# [Data supplied]
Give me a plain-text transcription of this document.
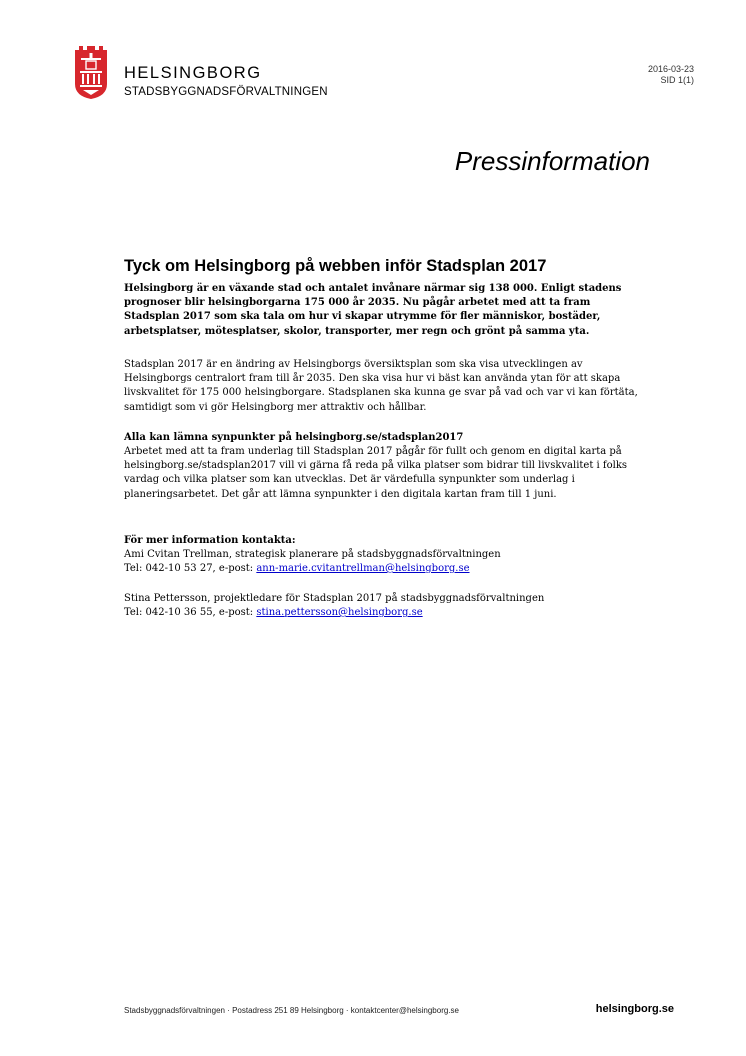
HELSINGBORG
STADSBYGGNADSFÖRVALTNINGEN
2016-03-23
SID 1(1)
Pressinformation
Tyck om Helsingborg på webben inför Stadsplan 2017
Helsingborg är en växande stad och antalet invånare närmar sig 138 000. Enligt stadens prognoser blir helsingborgarna 175 000 år 2035. Nu pågår arbetet med att ta fram Stadsplan 2017 som ska tala om hur vi skapar utrymme för fler människor, bostäder, arbetsplatser, mötesplatser, skolor, transporter, mer regn och grönt på samma yta.
Stadsplan 2017 är en ändring av Helsingborgs översiktsplan som ska visa utvecklingen av Helsingborgs centralort fram till år 2035. Den ska visa hur vi bäst kan använda ytan för att skapa livskvalitet för 175 000 helsingborgare. Stadsplanen ska kunna ge svar på vad och var vi kan förtäta, samtidigt som vi gör Helsingborg mer attraktiv och hållbar.
Alla kan lämna synpunkter på helsingborg.se/stadsplan2017
Arbetet med att ta fram underlag till Stadsplan 2017 pågår för fullt och genom en digital karta på helsingborg.se/stadsplan2017 vill vi gärna få reda på vilka platser som bidrar till livskvalitet i folks vardag och vilka platser som kan utvecklas. Det är värdefulla synpunkter som underlag i planeringsarbetet. Det går att lämna synpunkter i den digitala kartan fram till 1 juni.
För mer information kontakta:
Ami Cvitan Trellman, strategisk planerare på stadsbyggnadsförvaltningen
Tel: 042-10 53 27, e-post: ann-marie.cvitantrellman@helsingborg.se
Stina Pettersson, projektledare för Stadsplan 2017 på stadsbyggnadsförvaltningen
Tel: 042-10 36 55, e-post: stina.pettersson@helsingborg.se
Stadsbyggnadsförvaltningen · Postadress 251 89 Helsingborg · kontaktcenter@helsingborg.se	helsingborg.se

# [Problem to solve]
For the word "lämna", please count the lines in the data where it appears and respond with the number only.

# [Solution to this exercise]
2